• Text block:

------------

Vision Tutorial for iOS: What’s New With Face Detection?

Learn what’s new with Face Detection and how the latest additions to Vision framework can help you achieve better results in image segmentation and analysis. By Tom Elliott.

5 (2) · 1 Review

Download materials
Save for later
You are currently viewing page 2 of 5 of this article. Click here to view the first page.

Processing Faces

Next, update processUpdatedFaceGeometry() by replacing the faceFound() case with the following:

case .faceFound(let faceGeometryModel):
  let roll = faceGeometryModel.roll.doubleValue
  let pitch = faceGeometryModel.pitch.doubleValue
  let yaw = faceGeometryModel.yaw.doubleValue
  updateAcceptableRollPitchYaw(using: roll, pitch: pitch, yaw: yaw)

Here you pull the roll, pitch and yaw values for the detected face as doubles from the faceGeometryModel. You then pass these values to updateAcceptableRollPitchYaw(using:pitch:yaw:).

Now add the following into the implementation stub of updateAcceptableRollPitchYaw(using:pitch:yaw:):

isAcceptableRoll = (roll > 1.2 && roll < 1.6)
isAcceptablePitch = abs(CGFloat(pitch)) < 0.2
isAcceptableYaw = abs(CGFloat(yaw)) < 0.15

Here, you set the state for acceptable roll, pitch and yaw based on the values pulled from the face.

Finally, replace calculateDetectedFaceValidity() to use the roll, pitch and yaw values to determine if the face is valid:

hasDetectedValidFace =
  isAcceptableRoll &&
  isAcceptablePitch &&

Now, open FaceDetector.swift. In detectedFaceRectangles(request:error:), replace the definition of faceObservationModel with the following:

let faceObservationModel = FaceGeometryModel(
  boundingBox: convertedBoundingBox,
  roll: result.roll ?? 0,
  pitch: result.pitch ?? 0,
  yaw: result.yaw ?? 0

This simply adds the now required roll, pitch and yaw parameters to the initialization of the FaceGeometryModel object.

------------

• Required task a: Please arrange the rows between the line holding "x-tick-label: 20 <box>252 867 275 893</box>" and the line holding "Enumerate the UI", inclusive, as a Markdown table with the columns Num and Line. Skip blank lines, and leave the pictures out.
The rows have no connection to the face detection tutorial.

• Input data:
------------

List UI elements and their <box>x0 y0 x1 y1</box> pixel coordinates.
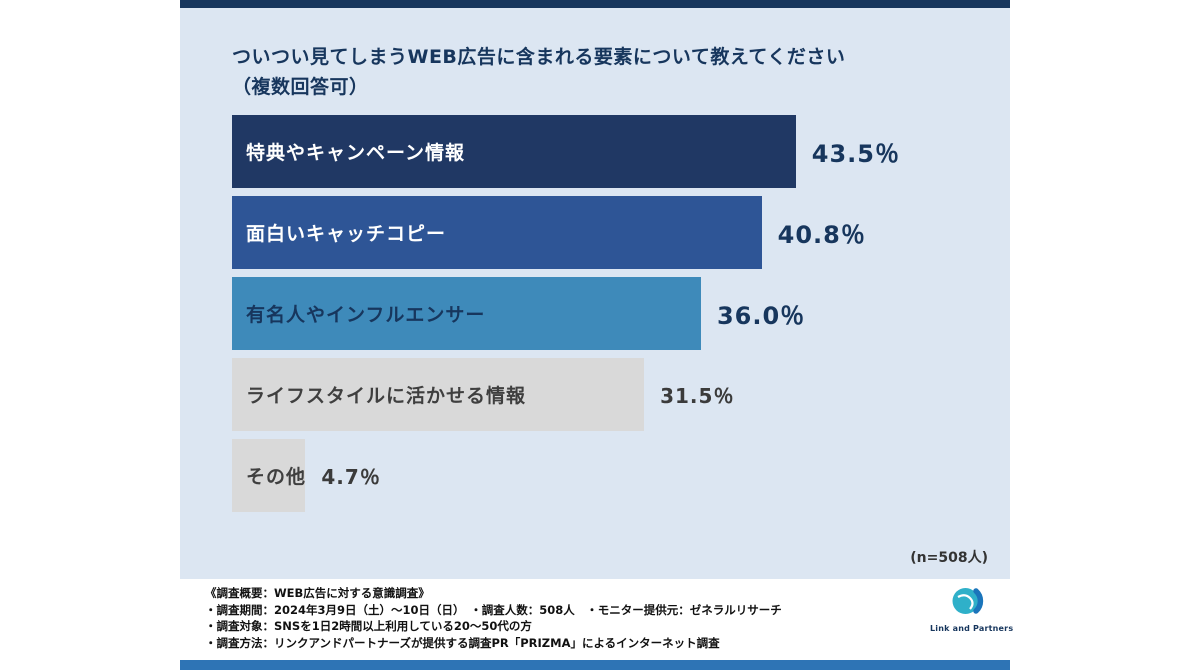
bar-category-label: その他 <box>246 465 307 488</box>
survey-overview: 《調査概要：WEB広告に対する意識調査》・調査期間：2024年3月9日（土）～1… <box>180 579 1014 660</box>
survey-note-line: ・調査方法：リンクアンドパートナーズが提供する調査PR「PRIZMA」によるイン… <box>205 636 720 651</box>
bar-value-label: 36.0％ <box>716 301 806 330</box>
bar-category-label: ライフスタイルに活かせる情報 <box>246 384 527 407</box>
logo-swirl-icon <box>952 588 984 614</box>
bar-row: その他 4.7％ <box>232 438 965 512</box>
bar-row: 有名人やインフルエンサー 36.0％ <box>232 276 965 350</box>
sample-size-note: (n=508人) <box>910 550 988 566</box>
bar: 特典やキャンペーン情報 <box>232 114 796 188</box>
chart-subtitle: （複数回答可） <box>232 76 369 99</box>
survey-note-line: ・調査対象：SNSを1日2時間以上利用している20～50代の方 <box>205 619 532 634</box>
bar-value-label: 40.8％ <box>777 220 866 249</box>
chart-title-block: ついつい見てしまうWEB広告に含まれる要素について教えてください （複数回答可） <box>232 42 965 103</box>
bottom-accent-bar <box>180 660 1010 670</box>
bar-value-label: 31.5％ <box>660 383 735 408</box>
top-accent-bar <box>180 0 1010 8</box>
linkandpartners-logo: Link and Partners <box>930 583 1014 633</box>
survey-note-line: 《調査概要：WEB広告に対する意識調査》 <box>205 586 430 600</box>
bar-chart: 特典やキャンペーン情報 43.5％ 面白いキャッチコピー 40.8％ 有名人やインフルエ… <box>232 114 965 512</box>
bar: ライフスタイルに活かせる情報 <box>232 357 645 431</box>
bar-row: ライフスタイルに活かせる情報 31.5％ <box>232 357 965 431</box>
bar-row: 特典やキャンペーン情報 43.5％ <box>232 114 965 188</box>
logo-wordmark: Link and Partners <box>930 624 1014 633</box>
bar-value-label: 43.5％ <box>811 139 900 168</box>
bar-row: 面白いキャッチコピー 40.8％ <box>232 195 965 269</box>
infographic: ついつい見てしまうWEB広告に含まれる要素について教えてください （複数回答可）… <box>180 0 1013 670</box>
bar-value-label: 4.7％ <box>321 464 381 489</box>
bar: 面白いキャッチコピー <box>232 195 762 269</box>
bar: その他 <box>232 438 307 512</box>
survey-notes: 《調査概要：WEB広告に対する意識調査》・調査期間：2024年3月9日（土）～1… <box>205 585 1010 652</box>
survey-note-line: ・調査期間：2024年3月9日（土）～10日（日） ・調査人数：508人 ・モニ… <box>205 602 782 617</box>
chart-title: ついつい見てしまうWEB広告に含まれる要素について教えてください <box>232 46 846 68</box>
bar-category-label: 有名人やインフルエンサー <box>246 303 486 326</box>
bar: 有名人やインフルエンサー <box>232 276 701 350</box>
bar-category-label: 特典やキャンペーン情報 <box>246 141 466 164</box>
chart-panel: ついつい見てしまうWEB広告に含まれる要素について教えてください （複数回答可）… <box>180 8 1010 579</box>
bar-category-label: 面白いキャッチコピー <box>246 222 447 245</box>
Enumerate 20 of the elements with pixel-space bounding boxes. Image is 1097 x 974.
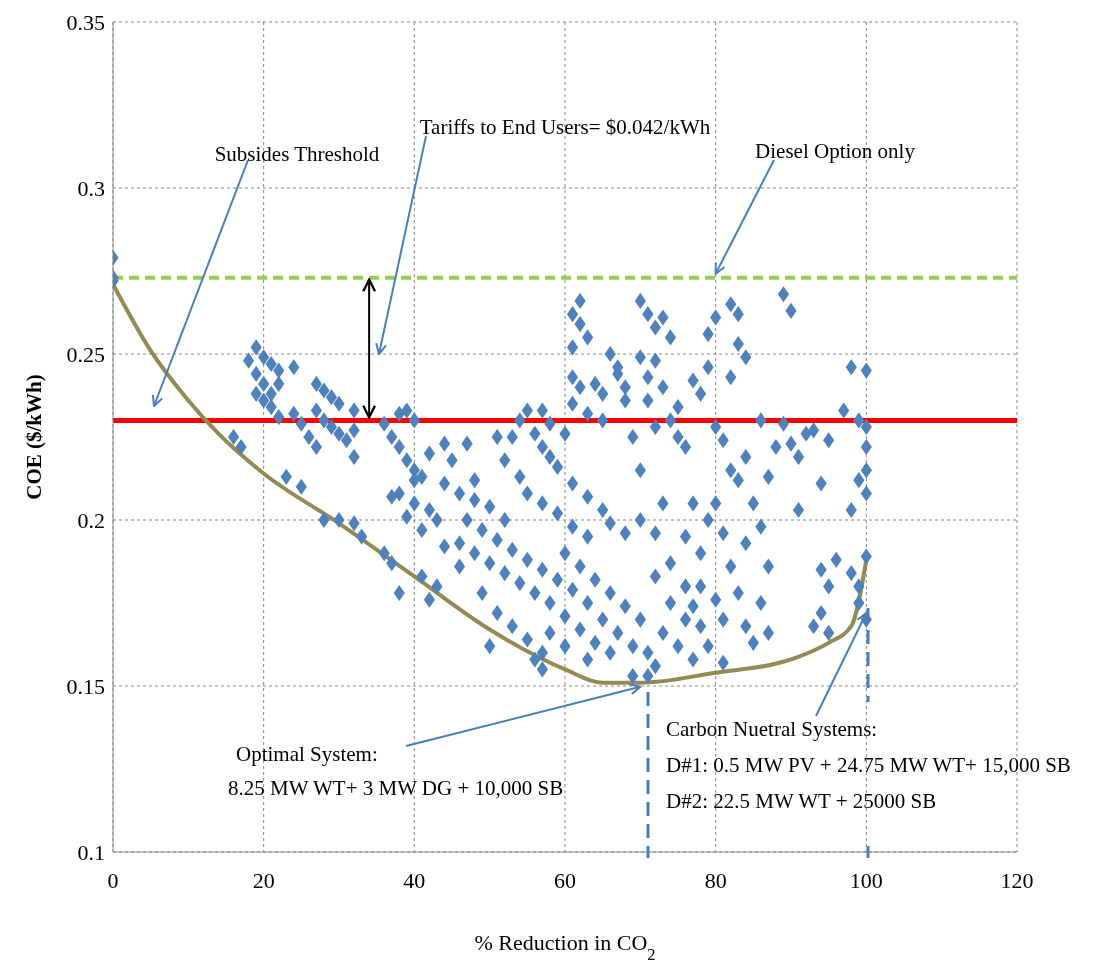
x-tick-label: 20 <box>252 867 275 893</box>
x-tick-label: 120 <box>1000 867 1034 893</box>
annotation: Diesel Option only <box>755 139 916 163</box>
y-tick-label: 0.1 <box>77 839 105 865</box>
x-tick-label: 60 <box>554 867 576 893</box>
y-tick-label: 0.15 <box>66 673 105 699</box>
annotation: Subsides Threshold <box>214 142 380 166</box>
x-axis-title: % Reduction in CO$_{2}$ <box>474 930 656 964</box>
y-axis-title: COE ($/kWh) <box>22 374 46 500</box>
annotation: Carbon Nuetral Systems: D#1: 0.5 MW PV + 24.75 MW WT+ 15,000 SB D#2: 22.5 MW WT + 25000 SB <box>666 717 1071 813</box>
annotation: Tariffs to End Users= $0.042/kWh <box>419 115 711 139</box>
annotation: Optimal System: 8.25 MW WT+ 3 MW DG + 10,000 SB <box>228 742 564 800</box>
x-tick-label: 100 <box>849 867 883 893</box>
y-tick-label: 0.3 <box>77 175 105 201</box>
y-tick-label: 0.2 <box>77 507 105 533</box>
x-tick-label: 0 <box>107 867 119 893</box>
y-tick-label: 0.35 <box>66 9 105 35</box>
x-tick-label: 80 <box>704 867 727 893</box>
x-tick-label: 40 <box>403 867 426 893</box>
y-tick-label: 0.25 <box>66 341 105 367</box>
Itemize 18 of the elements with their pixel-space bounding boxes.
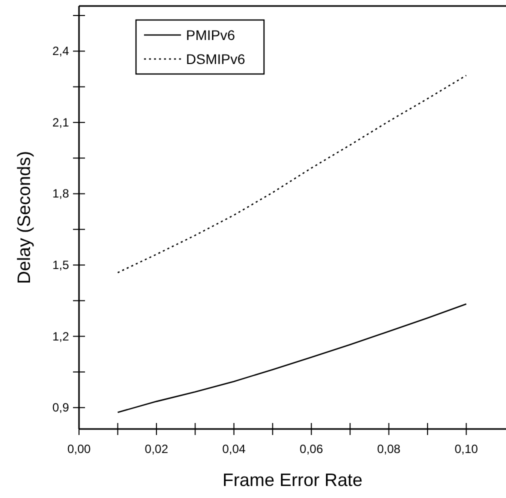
x-tick-label: 0,02 xyxy=(144,442,168,456)
legend-label: DSMIPv6 xyxy=(186,51,246,67)
line-series xyxy=(117,74,467,274)
x-tick-label: 0,08 xyxy=(377,442,401,456)
x-tick-label: 0,00 xyxy=(67,442,91,456)
x-tick-label: 0,06 xyxy=(300,442,324,456)
y-tick-label: 0,9 xyxy=(52,400,70,415)
y-tick-label: 1,8 xyxy=(52,186,70,201)
y-tick-label: 1,2 xyxy=(52,329,70,344)
y-tick-label: 2,1 xyxy=(52,115,70,130)
y-axis-title: Delay (Seconds) xyxy=(14,150,34,284)
legend-label: PMIPv6 xyxy=(186,27,236,43)
line-series xyxy=(117,303,467,414)
y-tick-label: 2,4 xyxy=(52,44,70,58)
x-tick-label: 0,04 xyxy=(222,442,246,456)
y-tick-label: 1,5 xyxy=(52,258,70,272)
x-axis-title: Frame Error Rate xyxy=(222,470,363,490)
x-tick-label: 0,10 xyxy=(454,442,478,456)
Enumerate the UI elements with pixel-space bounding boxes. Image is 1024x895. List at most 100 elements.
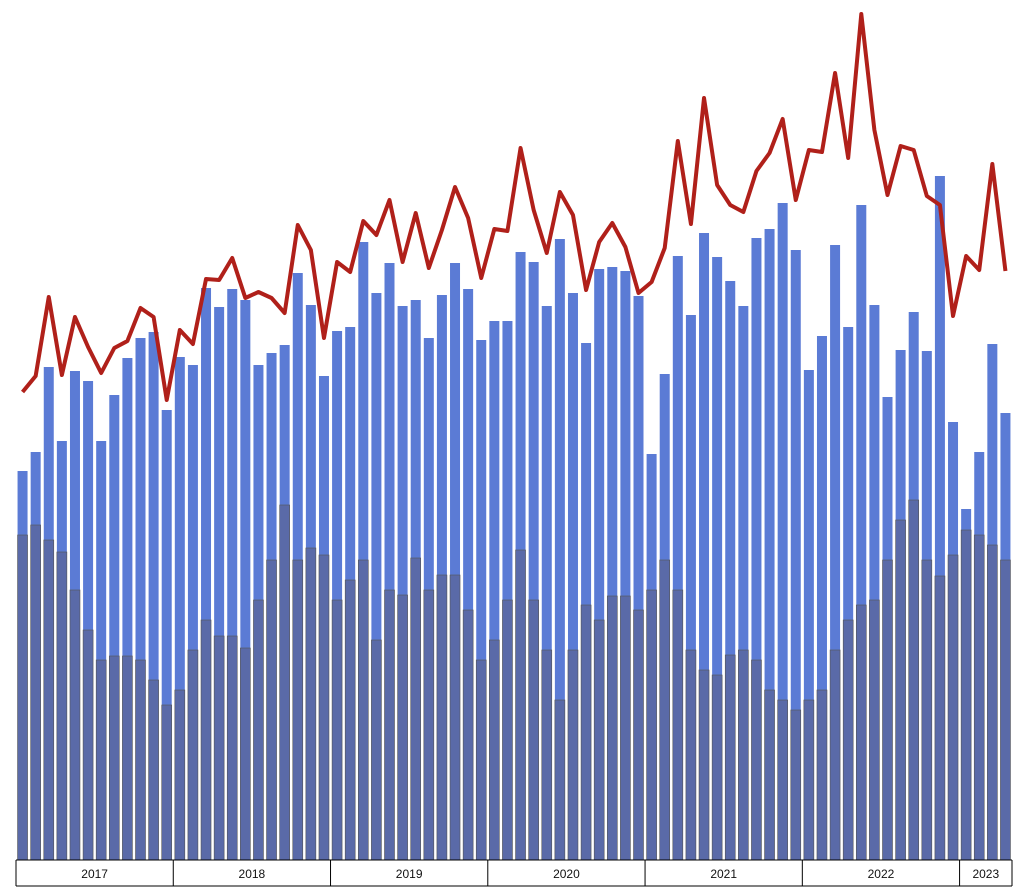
bar — [541, 649, 553, 861]
bar — [803, 699, 815, 861]
bar — [934, 575, 946, 861]
bar — [777, 203, 788, 860]
bar — [633, 296, 644, 860]
bar — [214, 307, 225, 860]
bar — [332, 331, 343, 860]
bar — [69, 589, 81, 861]
bar — [357, 559, 369, 861]
bar — [620, 595, 631, 861]
bar — [476, 340, 487, 860]
bar — [489, 321, 500, 860]
bar — [109, 395, 120, 860]
bar — [790, 709, 802, 861]
bar — [135, 659, 146, 861]
bar — [594, 269, 605, 860]
bar — [764, 689, 775, 861]
bar — [449, 574, 461, 861]
bar — [305, 547, 317, 861]
bar — [96, 441, 107, 860]
bar — [423, 589, 435, 861]
bar — [908, 499, 920, 861]
x-group-label: 2019 — [396, 867, 423, 881]
bar — [82, 629, 94, 861]
bar — [161, 410, 172, 860]
bar — [712, 257, 723, 860]
bar — [30, 524, 41, 861]
bar — [724, 654, 736, 861]
bar — [869, 599, 880, 861]
bar — [725, 281, 736, 860]
bar — [502, 321, 513, 860]
bar — [397, 594, 408, 861]
bar — [122, 358, 133, 860]
bar — [201, 288, 212, 860]
bar — [436, 574, 448, 861]
bar — [777, 699, 788, 861]
bar — [869, 305, 880, 860]
bar — [947, 554, 959, 861]
bar — [699, 233, 710, 860]
bar — [135, 338, 146, 860]
bar — [43, 539, 55, 861]
bar — [358, 242, 369, 860]
bar — [279, 504, 290, 861]
bar — [344, 579, 356, 861]
bar — [502, 599, 513, 861]
bar — [698, 669, 710, 861]
bar — [83, 381, 94, 860]
bar — [475, 659, 487, 861]
bar — [462, 609, 474, 861]
bar — [960, 529, 972, 861]
bar — [17, 534, 28, 861]
line — [21, 12, 1008, 402]
bar — [187, 365, 198, 860]
bar — [384, 263, 395, 860]
bar — [856, 205, 867, 860]
bar — [554, 699, 566, 861]
x-group-label: 2020 — [553, 867, 580, 881]
bar — [567, 649, 579, 861]
bar — [554, 239, 565, 860]
bar — [672, 589, 684, 861]
bar — [803, 370, 814, 860]
bar — [240, 647, 251, 861]
bar — [528, 262, 539, 860]
bar — [973, 534, 985, 861]
bar — [738, 649, 749, 861]
bar — [397, 306, 408, 860]
x-group-label: 2021 — [710, 867, 737, 881]
bar — [895, 519, 906, 861]
bar — [738, 306, 749, 860]
x-group-label: 2018 — [239, 867, 266, 881]
bar — [685, 649, 697, 861]
bar — [187, 649, 199, 861]
bar — [371, 639, 382, 861]
bar — [161, 704, 173, 861]
bar — [174, 689, 186, 861]
bar — [541, 306, 552, 860]
bar — [331, 599, 343, 861]
bar — [633, 609, 644, 861]
bar — [593, 619, 605, 861]
bar — [450, 263, 461, 860]
bar — [318, 554, 330, 861]
bar — [410, 557, 422, 861]
bar — [685, 315, 696, 860]
bar — [921, 559, 933, 861]
bar — [816, 689, 828, 861]
bar — [620, 271, 631, 860]
bar — [855, 604, 867, 861]
bar — [607, 267, 618, 860]
bar — [108, 655, 120, 861]
bar — [1000, 559, 1011, 861]
bar — [384, 589, 395, 861]
bar — [830, 245, 841, 860]
bar — [463, 289, 474, 860]
bar — [371, 293, 382, 860]
bar — [253, 599, 264, 861]
bar — [292, 559, 304, 861]
bar — [842, 619, 854, 861]
bar — [567, 293, 578, 860]
bar — [987, 544, 998, 861]
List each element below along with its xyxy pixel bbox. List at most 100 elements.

------------

• Required task b: In the face detection tutorial, what range of roll values counts as acceptable?

• Task solution a:
| Num | Line |
|---|---|
| 1 | x-tick-label: 20 <box>252 867 275 893</box> |
| 2 | x-tick-label: 120 <box>1000 867 1034 893</box> |
| 3 | annotation: Diesel Option only <box>755 139 916 163</box> |
| 4 | y-tick-label: 0.1 <box>77 839 105 865</box> |
| 5 | x-tick-label: 60 <box>554 867 576 893</box> |
| 6 | y-tick-label: 0.15 <box>66 673 105 699</box> |
| 7 | annotation: Subsides Threshold <box>214 142 380 166</box> |
| 8 | x-axis-title: % Reduction in CO$_{2}$ <box>474 930 656 964</box> |
| 9 | y-axis-title: COE ($/kWh) <box>22 374 46 500</box> |
| 10 | annotation: Carbon Nuetral Systems: D#1: 0.5 MW PV + 24.75 MW WT+ 15,000 SB D#2: 22.5 MW WT + 25000 SB <box>666 717 1071 813</box> |
| 11 | annotation: Tariffs to End Users= $0.042/kWh <box>419 115 711 139</box> |
| 12 | annotation: Optimal System: 8.25 MW WT+ 3 MW DG + 10,000 SB <box>228 742 564 800</box> |
| 13 | x-tick-label: 100 <box>849 867 883 893</box> |
| 14 | y-tick-label: 0.3 <box>77 175 105 201</box> |
| 15 | y-tick-label: 0.2 <box>77 507 105 533</box> |
| 16 | x-tick-label: 0 <box>107 867 119 893</box> |
| 17 | y-tick-label: 0.35 <box>66 9 105 35</box> |
| 18 | x-tick-label: 80 <box>704 867 727 893</box> |
| 19 | x-tick-label: 40 <box>403 867 426 893</box> |
| 20 | y-tick-label: 0.25 <box>66 341 105 367</box> |
| 21 | Itemize 18 of the elements with their pixel-space bounding boxes. |
| 22 | x-tick-label: 0,02 xyxy=(144,442,168,456) |
| 23 | legend-label: DSMIPv6 xyxy=(186,51,246,67) |
| 24 | line-series xyxy=(117,74,467,274) |
| 25 | x-tick-label: 0,08 xyxy=(377,442,401,456) |
| 26 | x-tick-label: 0,00 xyxy=(67,442,91,456) |
| 27 | x-tick-label: 0,06 xyxy=(300,442,324,456) |
| 28 | y-tick-label: 0,9 xyxy=(52,400,70,415) |
| 29 | y-tick-label: 1,8 xyxy=(52,186,70,201) |
| 30 | y-tick-label: 1,2 xyxy=(52,329,70,344) |
| 31 | y-tick-label: 2,1 xyxy=(52,115,70,130) |
| 32 | y-axis-title: Delay (Seconds) xyxy=(14,150,34,284) |
| 33 | legend-label: PMIPv6 xyxy=(186,27,236,43) |
| 34 | line-series xyxy=(117,303,467,414) |
| 35 | y-tick-label: 2,4 xyxy=(52,44,70,58) |
| 36 | x-tick-label: 0,04 xyxy=(222,442,246,456) |
| 37 | y-tick-label: 1,5 xyxy=(52,258,70,272) |
| 38 | x-axis-title: Frame Error Rate xyxy=(222,470,363,490) |
| 39 | x-tick-label: 0,10 xyxy=(454,442,478,456) |
| 40 | Enumerate the UI elements with pixel-space bounding boxes. Image is 1024x895. List at most 100 elements. |

• Task solution b: A roll greater than 1.2 and less than 1.6.